### Work required
Where in the entries below does "trabajos" appear? Copy every line that has it.

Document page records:
○ ○ ○
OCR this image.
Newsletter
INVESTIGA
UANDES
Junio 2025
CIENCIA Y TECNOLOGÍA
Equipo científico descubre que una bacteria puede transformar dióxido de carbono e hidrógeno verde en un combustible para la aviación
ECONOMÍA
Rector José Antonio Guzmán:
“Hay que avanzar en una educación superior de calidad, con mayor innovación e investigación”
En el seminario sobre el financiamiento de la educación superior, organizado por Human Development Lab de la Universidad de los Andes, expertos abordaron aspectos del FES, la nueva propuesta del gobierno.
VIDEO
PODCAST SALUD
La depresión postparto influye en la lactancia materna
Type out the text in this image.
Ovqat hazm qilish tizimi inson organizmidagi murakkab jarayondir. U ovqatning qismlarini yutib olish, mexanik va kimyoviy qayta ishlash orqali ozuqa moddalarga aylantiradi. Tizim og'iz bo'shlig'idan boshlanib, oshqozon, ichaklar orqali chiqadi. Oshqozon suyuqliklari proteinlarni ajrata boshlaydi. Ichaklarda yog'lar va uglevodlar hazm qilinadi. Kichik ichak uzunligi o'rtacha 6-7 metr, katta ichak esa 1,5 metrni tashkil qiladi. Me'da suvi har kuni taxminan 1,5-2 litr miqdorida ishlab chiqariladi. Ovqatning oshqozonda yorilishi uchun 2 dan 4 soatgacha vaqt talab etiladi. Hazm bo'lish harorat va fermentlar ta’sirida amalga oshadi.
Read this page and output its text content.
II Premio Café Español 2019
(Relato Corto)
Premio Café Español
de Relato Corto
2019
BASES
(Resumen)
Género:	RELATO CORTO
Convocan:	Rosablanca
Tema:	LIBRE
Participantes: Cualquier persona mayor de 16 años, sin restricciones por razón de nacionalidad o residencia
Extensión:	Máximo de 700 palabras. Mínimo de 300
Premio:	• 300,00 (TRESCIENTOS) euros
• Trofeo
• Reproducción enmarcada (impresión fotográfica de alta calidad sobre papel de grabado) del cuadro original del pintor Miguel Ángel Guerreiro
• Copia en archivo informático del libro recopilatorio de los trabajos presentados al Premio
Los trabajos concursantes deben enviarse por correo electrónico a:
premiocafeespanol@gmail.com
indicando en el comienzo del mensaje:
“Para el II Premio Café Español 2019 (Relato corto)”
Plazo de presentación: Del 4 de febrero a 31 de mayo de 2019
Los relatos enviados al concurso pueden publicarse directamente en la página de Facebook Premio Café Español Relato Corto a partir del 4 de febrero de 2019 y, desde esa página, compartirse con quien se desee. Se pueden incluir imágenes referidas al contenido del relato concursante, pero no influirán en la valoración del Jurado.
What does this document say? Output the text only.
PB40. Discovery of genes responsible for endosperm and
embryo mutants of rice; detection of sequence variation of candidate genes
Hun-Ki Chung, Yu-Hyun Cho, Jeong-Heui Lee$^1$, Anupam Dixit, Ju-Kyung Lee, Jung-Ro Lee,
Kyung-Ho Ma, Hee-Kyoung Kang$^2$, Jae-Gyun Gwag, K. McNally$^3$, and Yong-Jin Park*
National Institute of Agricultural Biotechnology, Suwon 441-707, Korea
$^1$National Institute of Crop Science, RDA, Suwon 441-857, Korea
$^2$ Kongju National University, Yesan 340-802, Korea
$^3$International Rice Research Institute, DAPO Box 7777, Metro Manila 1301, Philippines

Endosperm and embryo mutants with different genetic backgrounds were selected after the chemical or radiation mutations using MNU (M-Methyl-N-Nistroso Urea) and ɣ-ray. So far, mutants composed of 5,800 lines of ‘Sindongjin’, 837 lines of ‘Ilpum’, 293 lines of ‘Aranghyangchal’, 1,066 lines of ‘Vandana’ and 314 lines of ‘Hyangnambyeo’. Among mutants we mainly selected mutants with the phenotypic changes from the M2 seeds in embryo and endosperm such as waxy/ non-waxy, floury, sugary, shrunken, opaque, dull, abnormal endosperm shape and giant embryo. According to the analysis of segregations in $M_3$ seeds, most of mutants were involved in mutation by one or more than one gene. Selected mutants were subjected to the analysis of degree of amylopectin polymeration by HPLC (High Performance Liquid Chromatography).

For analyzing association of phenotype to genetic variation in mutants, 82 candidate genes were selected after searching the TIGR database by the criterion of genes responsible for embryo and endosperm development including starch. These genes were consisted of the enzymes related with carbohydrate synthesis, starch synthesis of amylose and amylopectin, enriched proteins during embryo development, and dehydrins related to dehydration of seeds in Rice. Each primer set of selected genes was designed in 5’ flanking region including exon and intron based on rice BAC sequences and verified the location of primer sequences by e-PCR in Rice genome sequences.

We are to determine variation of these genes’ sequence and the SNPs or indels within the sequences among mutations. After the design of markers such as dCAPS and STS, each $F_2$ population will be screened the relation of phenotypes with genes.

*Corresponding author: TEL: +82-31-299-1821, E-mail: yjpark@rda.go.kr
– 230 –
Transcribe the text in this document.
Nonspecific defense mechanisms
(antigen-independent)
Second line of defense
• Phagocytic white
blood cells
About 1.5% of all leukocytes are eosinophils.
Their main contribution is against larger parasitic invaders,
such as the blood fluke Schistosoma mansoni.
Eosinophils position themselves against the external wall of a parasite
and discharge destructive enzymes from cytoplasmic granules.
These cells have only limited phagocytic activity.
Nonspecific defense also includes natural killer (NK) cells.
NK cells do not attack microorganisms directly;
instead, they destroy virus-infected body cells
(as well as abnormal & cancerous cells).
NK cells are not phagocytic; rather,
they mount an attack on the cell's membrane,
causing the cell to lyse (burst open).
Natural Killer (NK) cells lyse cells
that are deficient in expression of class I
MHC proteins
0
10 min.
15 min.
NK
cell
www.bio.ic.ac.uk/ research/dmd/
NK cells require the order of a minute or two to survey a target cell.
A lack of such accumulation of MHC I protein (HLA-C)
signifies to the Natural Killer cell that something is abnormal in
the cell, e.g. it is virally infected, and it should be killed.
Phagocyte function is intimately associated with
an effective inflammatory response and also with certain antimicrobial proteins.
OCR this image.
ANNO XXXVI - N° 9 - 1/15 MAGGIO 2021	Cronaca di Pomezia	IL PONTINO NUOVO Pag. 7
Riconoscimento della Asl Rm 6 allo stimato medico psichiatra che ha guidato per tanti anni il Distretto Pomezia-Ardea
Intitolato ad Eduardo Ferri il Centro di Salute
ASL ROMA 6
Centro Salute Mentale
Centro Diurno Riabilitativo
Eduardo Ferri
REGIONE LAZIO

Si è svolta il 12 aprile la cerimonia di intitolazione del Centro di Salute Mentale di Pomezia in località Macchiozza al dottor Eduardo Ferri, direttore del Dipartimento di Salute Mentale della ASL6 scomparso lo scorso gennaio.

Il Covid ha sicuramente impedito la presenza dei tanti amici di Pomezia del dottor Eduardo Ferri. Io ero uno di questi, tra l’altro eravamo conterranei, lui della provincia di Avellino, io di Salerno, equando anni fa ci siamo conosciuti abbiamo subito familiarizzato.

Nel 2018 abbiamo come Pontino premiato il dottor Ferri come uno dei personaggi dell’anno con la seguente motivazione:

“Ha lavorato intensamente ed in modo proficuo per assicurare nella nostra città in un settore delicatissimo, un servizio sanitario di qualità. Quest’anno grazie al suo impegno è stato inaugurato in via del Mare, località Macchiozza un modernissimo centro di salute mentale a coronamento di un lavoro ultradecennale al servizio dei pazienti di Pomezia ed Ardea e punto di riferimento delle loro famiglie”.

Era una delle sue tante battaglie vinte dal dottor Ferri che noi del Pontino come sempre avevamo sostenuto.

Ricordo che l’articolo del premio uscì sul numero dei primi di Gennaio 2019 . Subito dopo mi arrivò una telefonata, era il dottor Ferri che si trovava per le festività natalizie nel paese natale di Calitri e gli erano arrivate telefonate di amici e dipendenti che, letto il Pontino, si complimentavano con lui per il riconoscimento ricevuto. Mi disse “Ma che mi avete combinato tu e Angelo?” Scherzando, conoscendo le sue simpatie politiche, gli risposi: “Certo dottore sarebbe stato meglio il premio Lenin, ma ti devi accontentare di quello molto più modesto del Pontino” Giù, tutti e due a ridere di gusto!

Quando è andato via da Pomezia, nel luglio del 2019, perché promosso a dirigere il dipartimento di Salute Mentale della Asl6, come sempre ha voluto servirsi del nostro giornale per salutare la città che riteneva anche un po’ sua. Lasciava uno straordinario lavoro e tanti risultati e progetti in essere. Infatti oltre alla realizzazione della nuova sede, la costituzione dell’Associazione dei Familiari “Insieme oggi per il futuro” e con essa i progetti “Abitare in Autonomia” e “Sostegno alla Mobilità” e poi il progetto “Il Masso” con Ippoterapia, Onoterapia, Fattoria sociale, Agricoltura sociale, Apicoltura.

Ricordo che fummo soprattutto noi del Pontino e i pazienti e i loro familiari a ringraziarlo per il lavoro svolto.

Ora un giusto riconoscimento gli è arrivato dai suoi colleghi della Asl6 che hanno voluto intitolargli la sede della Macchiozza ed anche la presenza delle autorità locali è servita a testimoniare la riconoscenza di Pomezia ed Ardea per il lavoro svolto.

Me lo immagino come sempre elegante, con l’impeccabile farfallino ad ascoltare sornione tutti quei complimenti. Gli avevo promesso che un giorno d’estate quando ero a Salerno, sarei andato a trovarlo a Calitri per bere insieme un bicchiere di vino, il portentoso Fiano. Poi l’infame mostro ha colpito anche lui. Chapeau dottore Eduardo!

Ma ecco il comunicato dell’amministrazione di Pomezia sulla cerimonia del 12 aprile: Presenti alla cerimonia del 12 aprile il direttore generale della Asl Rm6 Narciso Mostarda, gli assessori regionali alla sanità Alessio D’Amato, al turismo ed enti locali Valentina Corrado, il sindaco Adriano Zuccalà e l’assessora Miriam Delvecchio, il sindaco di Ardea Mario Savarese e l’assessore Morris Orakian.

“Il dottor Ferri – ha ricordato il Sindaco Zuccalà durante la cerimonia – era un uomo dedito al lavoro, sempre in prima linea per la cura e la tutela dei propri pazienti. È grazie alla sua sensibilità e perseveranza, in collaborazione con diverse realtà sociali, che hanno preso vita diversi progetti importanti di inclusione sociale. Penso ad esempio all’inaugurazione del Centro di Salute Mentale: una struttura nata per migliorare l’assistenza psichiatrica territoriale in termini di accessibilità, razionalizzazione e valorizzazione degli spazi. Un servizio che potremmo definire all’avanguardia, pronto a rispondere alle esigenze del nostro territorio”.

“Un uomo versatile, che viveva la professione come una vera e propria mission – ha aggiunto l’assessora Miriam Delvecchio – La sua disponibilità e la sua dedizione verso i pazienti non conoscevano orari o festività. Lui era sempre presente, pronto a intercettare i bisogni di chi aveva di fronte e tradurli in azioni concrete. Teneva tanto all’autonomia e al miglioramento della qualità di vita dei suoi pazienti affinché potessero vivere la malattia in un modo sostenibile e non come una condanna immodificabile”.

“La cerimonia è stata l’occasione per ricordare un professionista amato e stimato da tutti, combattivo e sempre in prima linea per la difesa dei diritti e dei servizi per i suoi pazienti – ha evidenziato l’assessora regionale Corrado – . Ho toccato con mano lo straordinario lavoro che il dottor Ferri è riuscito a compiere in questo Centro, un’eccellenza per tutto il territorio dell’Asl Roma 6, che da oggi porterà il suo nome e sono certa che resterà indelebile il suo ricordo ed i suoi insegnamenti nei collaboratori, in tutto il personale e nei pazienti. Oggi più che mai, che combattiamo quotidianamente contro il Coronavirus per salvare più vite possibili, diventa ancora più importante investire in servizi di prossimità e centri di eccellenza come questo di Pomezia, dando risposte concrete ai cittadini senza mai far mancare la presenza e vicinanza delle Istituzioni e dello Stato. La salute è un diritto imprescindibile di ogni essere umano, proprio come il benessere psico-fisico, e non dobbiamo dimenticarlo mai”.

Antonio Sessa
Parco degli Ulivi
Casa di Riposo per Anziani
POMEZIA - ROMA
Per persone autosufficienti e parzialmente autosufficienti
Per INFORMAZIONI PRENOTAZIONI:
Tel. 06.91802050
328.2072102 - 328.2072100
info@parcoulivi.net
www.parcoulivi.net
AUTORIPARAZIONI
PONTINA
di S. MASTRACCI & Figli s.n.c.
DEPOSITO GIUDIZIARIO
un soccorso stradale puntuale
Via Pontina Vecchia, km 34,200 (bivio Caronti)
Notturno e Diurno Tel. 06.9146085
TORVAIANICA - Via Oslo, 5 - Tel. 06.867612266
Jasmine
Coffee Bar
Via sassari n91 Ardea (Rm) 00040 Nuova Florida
○ ○ ○
### Written response
• Copia en archivo informático del libro recopilatorio de los trabajos presentados al Premio
Los trabajos concursantes deben enviarse por correo electrónico a:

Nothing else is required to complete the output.